Extracted records:
___
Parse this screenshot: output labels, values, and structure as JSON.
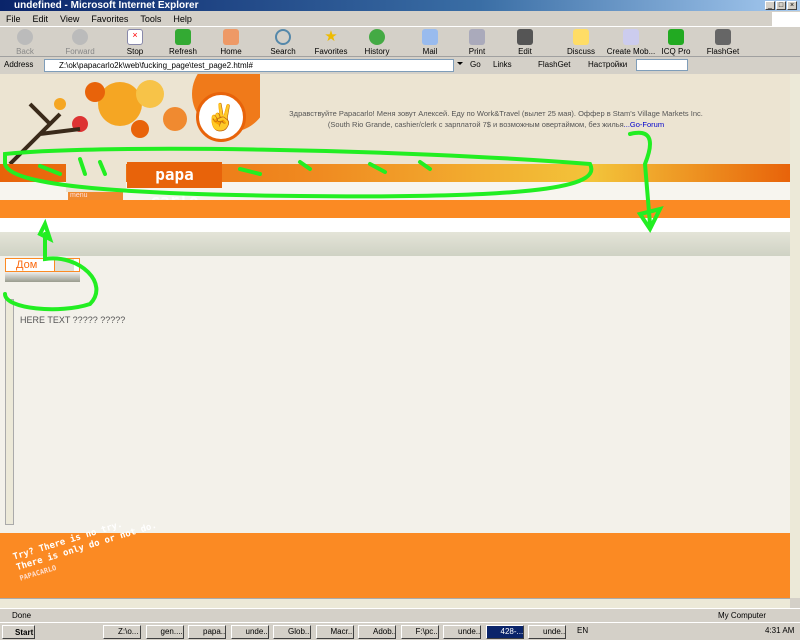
{
  "window": {
    "title": "undefined - Microsoft Internet Explorer"
  },
  "menu": [
    "File",
    "Edit",
    "View",
    "Favorites",
    "Tools",
    "Help"
  ],
  "toolbar": [
    {
      "label": "Back",
      "disabled": true
    },
    {
      "label": "Forward",
      "disabled": true
    },
    {
      "label": "Stop"
    },
    {
      "label": "Refresh"
    },
    {
      "label": "Home"
    },
    {
      "label": "Search"
    },
    {
      "label": "Favorites"
    },
    {
      "label": "History"
    },
    {
      "label": "Mail"
    },
    {
      "label": "Print"
    },
    {
      "label": "Edit"
    },
    {
      "label": "Discuss"
    },
    {
      "label": "Create Mob..."
    },
    {
      "label": "ICQ Pro"
    },
    {
      "label": "FlashGet"
    }
  ],
  "address": {
    "label": "Address",
    "url": "Z:\\ok\\papacarlo2k\\web\\fucking_page\\test_page2.html#",
    "go": "Go",
    "links": "Links",
    "flashget": "FlashGet",
    "settings": "Настройки"
  },
  "page": {
    "greeting": "Здравствуйте Papacarlo! Меня зовут Алексей. Еду по Work&Travel (вылет 25 мая). Оффер в Stam's Village Markets Inc. (South Rio Grande, cashier/clerk с зарплатой 7$ и возможным овертаймом, без жилья",
    "forum_link": "...Go-Forum",
    "logo": "papa carlo",
    "menu_label": "menu",
    "tab_home": "Дом",
    "body_text": "HERE TEXT ????? ?????",
    "footer_quote_1": "Try? There is no try.",
    "footer_quote_2": "There is only do or not do.",
    "footer_sign": "PAPACARLO"
  },
  "status": {
    "text": "Done",
    "zone": "My Computer"
  },
  "taskbar": {
    "start": "Start",
    "tasks": [
      "Z:\\o...",
      "gen....",
      "papa...",
      "unde...",
      "Glob...",
      "Macr...",
      "Adob...",
      "F:\\pc...",
      "unde...",
      "428-...",
      "unde..."
    ],
    "lang": "EN",
    "clock": "4:31 AM"
  },
  "colors": {
    "orange": "#fb8a23",
    "dark_orange": "#e8630a",
    "scribble": "#22ee22"
  }
}
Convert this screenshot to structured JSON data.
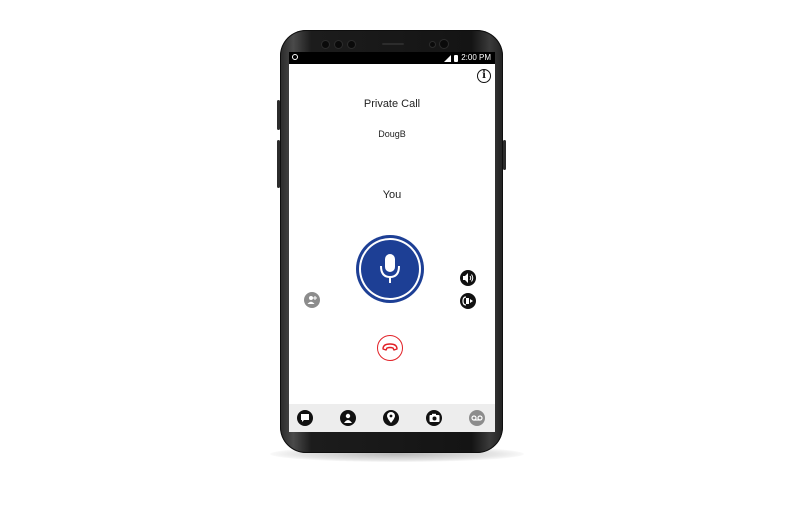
{
  "status_bar": {
    "time": "2:00 PM",
    "icons": [
      "sync-icon",
      "signal-icon",
      "battery-icon"
    ]
  },
  "call": {
    "type": "Private Call",
    "caller": "DougB",
    "talker": "You"
  },
  "controls": {
    "info_glyph": "i",
    "ptt": "microphone-icon",
    "speaker": "speaker-icon",
    "audio_route": "headset-icon",
    "add_user": "add-user-icon",
    "end_call": "hang-up-icon"
  },
  "bottom_nav": [
    "chat-icon",
    "contacts-icon",
    "location-icon",
    "camera-icon",
    "voicemail-icon"
  ],
  "colors": {
    "ptt_blue": "#1d3f95",
    "end_call_red": "#e12026",
    "nav_bg": "#ededed"
  }
}
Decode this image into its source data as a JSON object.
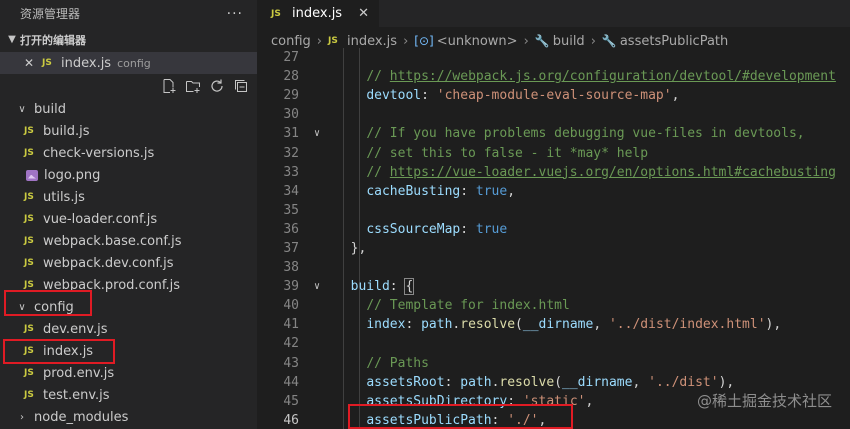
{
  "sidebar": {
    "title": "资源管理器",
    "more_icon": "···",
    "open_editors": {
      "label": "打开的编辑器",
      "items": [
        {
          "name": "index.js",
          "desc": "config"
        }
      ]
    },
    "tree": [
      {
        "type": "folder",
        "name": "build",
        "expanded": true
      },
      {
        "type": "js",
        "name": "build.js"
      },
      {
        "type": "js",
        "name": "check-versions.js"
      },
      {
        "type": "img",
        "name": "logo.png"
      },
      {
        "type": "js",
        "name": "utils.js"
      },
      {
        "type": "js",
        "name": "vue-loader.conf.js"
      },
      {
        "type": "js",
        "name": "webpack.base.conf.js"
      },
      {
        "type": "js",
        "name": "webpack.dev.conf.js"
      },
      {
        "type": "js",
        "name": "webpack.prod.conf.js"
      },
      {
        "type": "folder",
        "name": "config",
        "expanded": true
      },
      {
        "type": "js",
        "name": "dev.env.js"
      },
      {
        "type": "js",
        "name": "index.js"
      },
      {
        "type": "js",
        "name": "prod.env.js"
      },
      {
        "type": "js",
        "name": "test.env.js"
      },
      {
        "type": "folder",
        "name": "node_modules",
        "expanded": false
      }
    ]
  },
  "editor": {
    "tab": {
      "label": "index.js",
      "icon": "JS"
    },
    "breadcrumb": [
      "config",
      "index.js",
      "<unknown>",
      "build",
      "assetsPublicPath"
    ],
    "current_line": 46,
    "lines": [
      {
        "n": 27,
        "fold": false,
        "tokens": []
      },
      {
        "n": 28,
        "fold": false,
        "tokens": [
          {
            "t": "    "
          },
          {
            "t": "// ",
            "c": "c-com"
          },
          {
            "t": "https://webpack.js.org/configuration/devtool/#development",
            "c": "c-link"
          }
        ]
      },
      {
        "n": 29,
        "fold": false,
        "tokens": [
          {
            "t": "    "
          },
          {
            "t": "devtool",
            "c": "c-key"
          },
          {
            "t": ": ",
            "c": "c-pun"
          },
          {
            "t": "'cheap-module-eval-source-map'",
            "c": "c-str"
          },
          {
            "t": ",",
            "c": "c-pun"
          }
        ]
      },
      {
        "n": 30,
        "fold": false,
        "tokens": []
      },
      {
        "n": 31,
        "fold": true,
        "tokens": [
          {
            "t": "    "
          },
          {
            "t": "// If you have problems debugging vue-files in devtools,",
            "c": "c-com"
          }
        ]
      },
      {
        "n": 32,
        "fold": false,
        "tokens": [
          {
            "t": "    "
          },
          {
            "t": "// set this to false - it *may* help",
            "c": "c-com"
          }
        ]
      },
      {
        "n": 33,
        "fold": false,
        "tokens": [
          {
            "t": "    "
          },
          {
            "t": "// ",
            "c": "c-com"
          },
          {
            "t": "https://vue-loader.vuejs.org/en/options.html#cachebusting",
            "c": "c-link"
          }
        ]
      },
      {
        "n": 34,
        "fold": false,
        "tokens": [
          {
            "t": "    "
          },
          {
            "t": "cacheBusting",
            "c": "c-key"
          },
          {
            "t": ": ",
            "c": "c-pun"
          },
          {
            "t": "true",
            "c": "c-bool"
          },
          {
            "t": ",",
            "c": "c-pun"
          }
        ]
      },
      {
        "n": 35,
        "fold": false,
        "tokens": []
      },
      {
        "n": 36,
        "fold": false,
        "tokens": [
          {
            "t": "    "
          },
          {
            "t": "cssSourceMap",
            "c": "c-key"
          },
          {
            "t": ": ",
            "c": "c-pun"
          },
          {
            "t": "true",
            "c": "c-bool"
          }
        ]
      },
      {
        "n": 37,
        "fold": false,
        "tokens": [
          {
            "t": "  "
          },
          {
            "t": "},",
            "c": "c-pun"
          }
        ]
      },
      {
        "n": 38,
        "fold": false,
        "tokens": []
      },
      {
        "n": 39,
        "fold": true,
        "tokens": [
          {
            "t": "  "
          },
          {
            "t": "build",
            "c": "c-key"
          },
          {
            "t": ": ",
            "c": "c-pun"
          },
          {
            "t": "{",
            "c": "c-pun bracket-hl"
          }
        ]
      },
      {
        "n": 40,
        "fold": false,
        "tokens": [
          {
            "t": "    "
          },
          {
            "t": "// Template for index.html",
            "c": "c-com"
          }
        ]
      },
      {
        "n": 41,
        "fold": false,
        "tokens": [
          {
            "t": "    "
          },
          {
            "t": "index",
            "c": "c-key"
          },
          {
            "t": ": ",
            "c": "c-pun"
          },
          {
            "t": "path",
            "c": "c-key"
          },
          {
            "t": ".",
            "c": "c-pun"
          },
          {
            "t": "resolve",
            "c": "c-fn"
          },
          {
            "t": "(",
            "c": "c-pun"
          },
          {
            "t": "__dirname",
            "c": "c-key"
          },
          {
            "t": ", ",
            "c": "c-pun"
          },
          {
            "t": "'../dist/index.html'",
            "c": "c-str"
          },
          {
            "t": "),",
            "c": "c-pun"
          }
        ]
      },
      {
        "n": 42,
        "fold": false,
        "tokens": []
      },
      {
        "n": 43,
        "fold": false,
        "tokens": [
          {
            "t": "    "
          },
          {
            "t": "// Paths",
            "c": "c-com"
          }
        ]
      },
      {
        "n": 44,
        "fold": false,
        "tokens": [
          {
            "t": "    "
          },
          {
            "t": "assetsRoot",
            "c": "c-key"
          },
          {
            "t": ": ",
            "c": "c-pun"
          },
          {
            "t": "path",
            "c": "c-key"
          },
          {
            "t": ".",
            "c": "c-pun"
          },
          {
            "t": "resolve",
            "c": "c-fn"
          },
          {
            "t": "(",
            "c": "c-pun"
          },
          {
            "t": "__dirname",
            "c": "c-key"
          },
          {
            "t": ", ",
            "c": "c-pun"
          },
          {
            "t": "'../dist'",
            "c": "c-str"
          },
          {
            "t": "),",
            "c": "c-pun"
          }
        ]
      },
      {
        "n": 45,
        "fold": false,
        "tokens": [
          {
            "t": "    "
          },
          {
            "t": "assetsSubDirectory",
            "c": "c-key"
          },
          {
            "t": ": ",
            "c": "c-pun"
          },
          {
            "t": "'static'",
            "c": "c-str"
          },
          {
            "t": ",",
            "c": "c-pun"
          }
        ]
      },
      {
        "n": 46,
        "fold": false,
        "tokens": [
          {
            "t": "    "
          },
          {
            "t": "assetsPublicPath",
            "c": "c-key"
          },
          {
            "t": ": ",
            "c": "c-pun"
          },
          {
            "t": "'./'",
            "c": "c-str"
          },
          {
            "t": ",",
            "c": "c-pun"
          }
        ]
      }
    ]
  },
  "watermark": "@稀土掘金技术社区",
  "colors": {
    "highlight_box": "#e01b24",
    "js_icon": "#cbcb41"
  }
}
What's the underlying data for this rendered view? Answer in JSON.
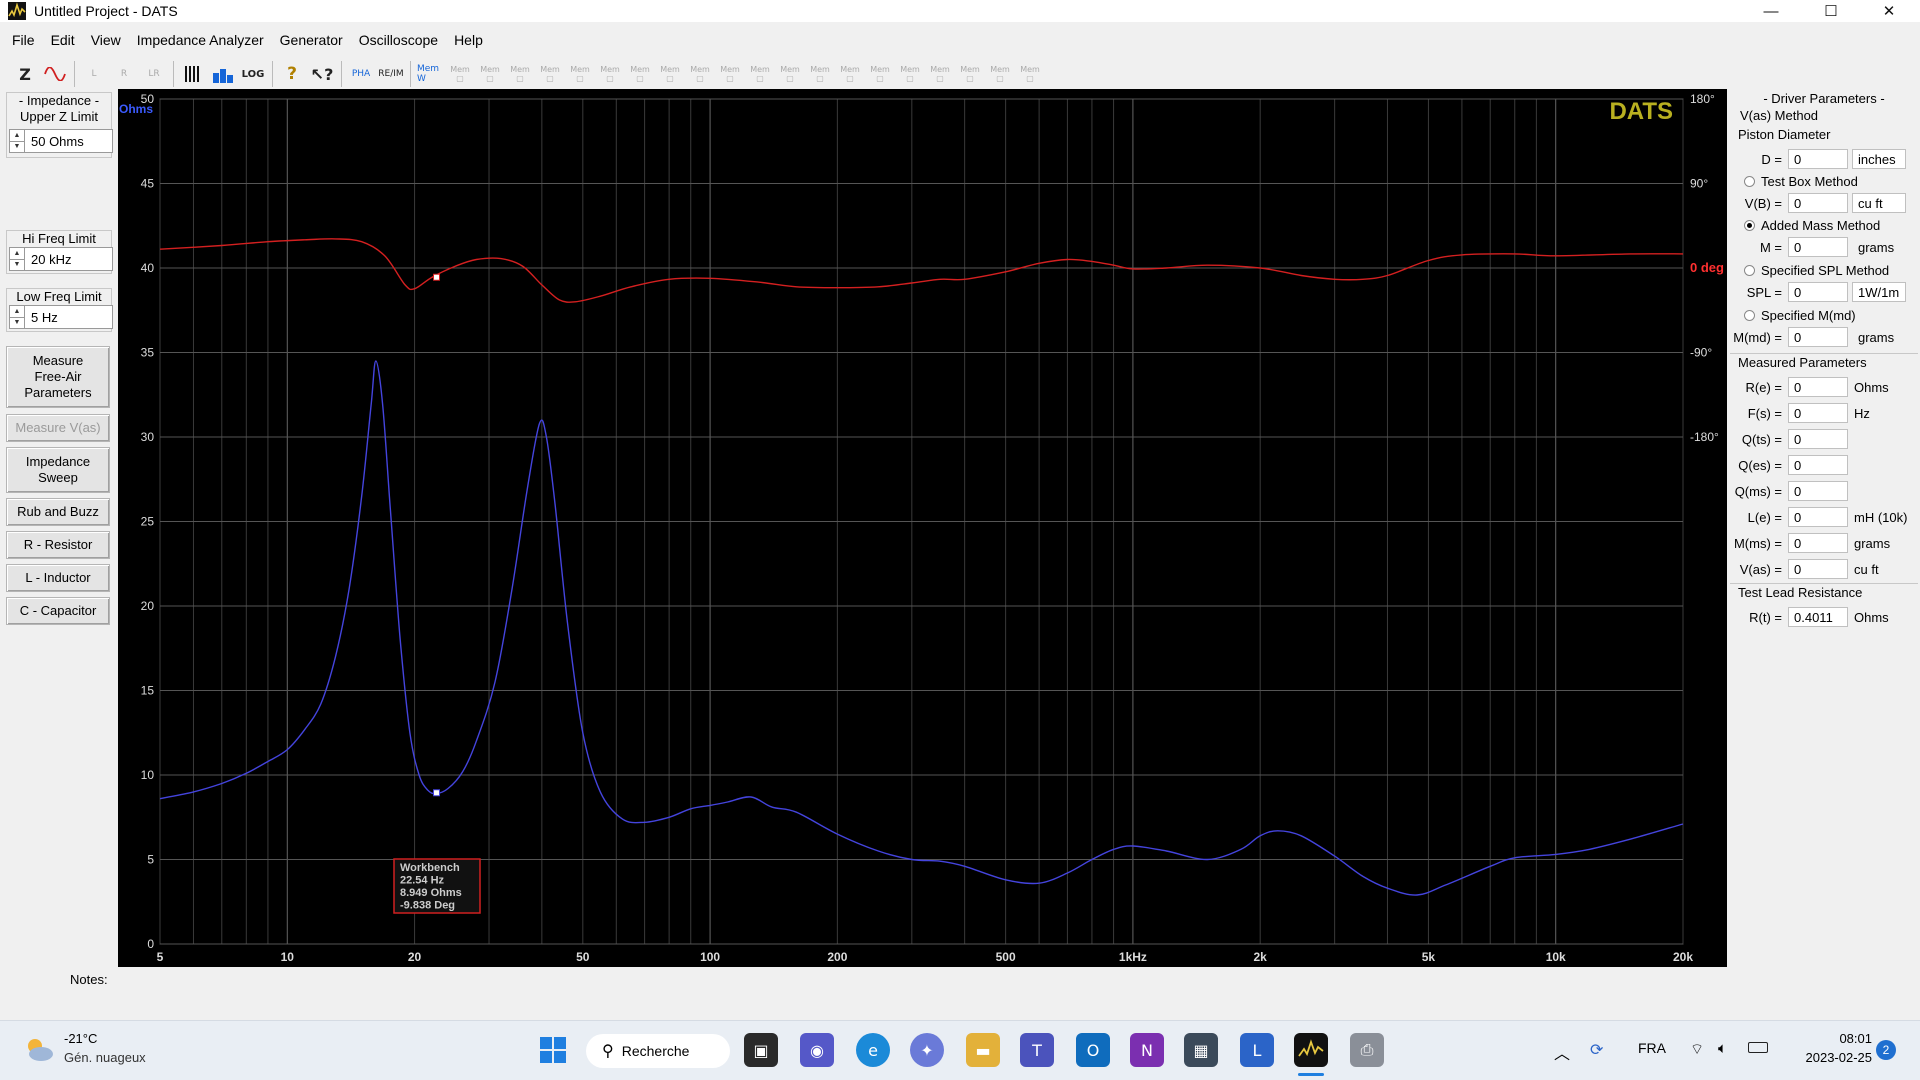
___
### Exercise prompt
Filter out all lines lacking the word "html" and copy the rest.

### Exercise answer
    "url": "Z:\\ok\\papacarlo2k\\web\\fucking_page\\test_page2.html#",
            "t": "https://vue-loader.vuejs.org/en/options.html#cachebusting",
            "t": "// Template for index.html",
            "t": "'../dist/index.html'",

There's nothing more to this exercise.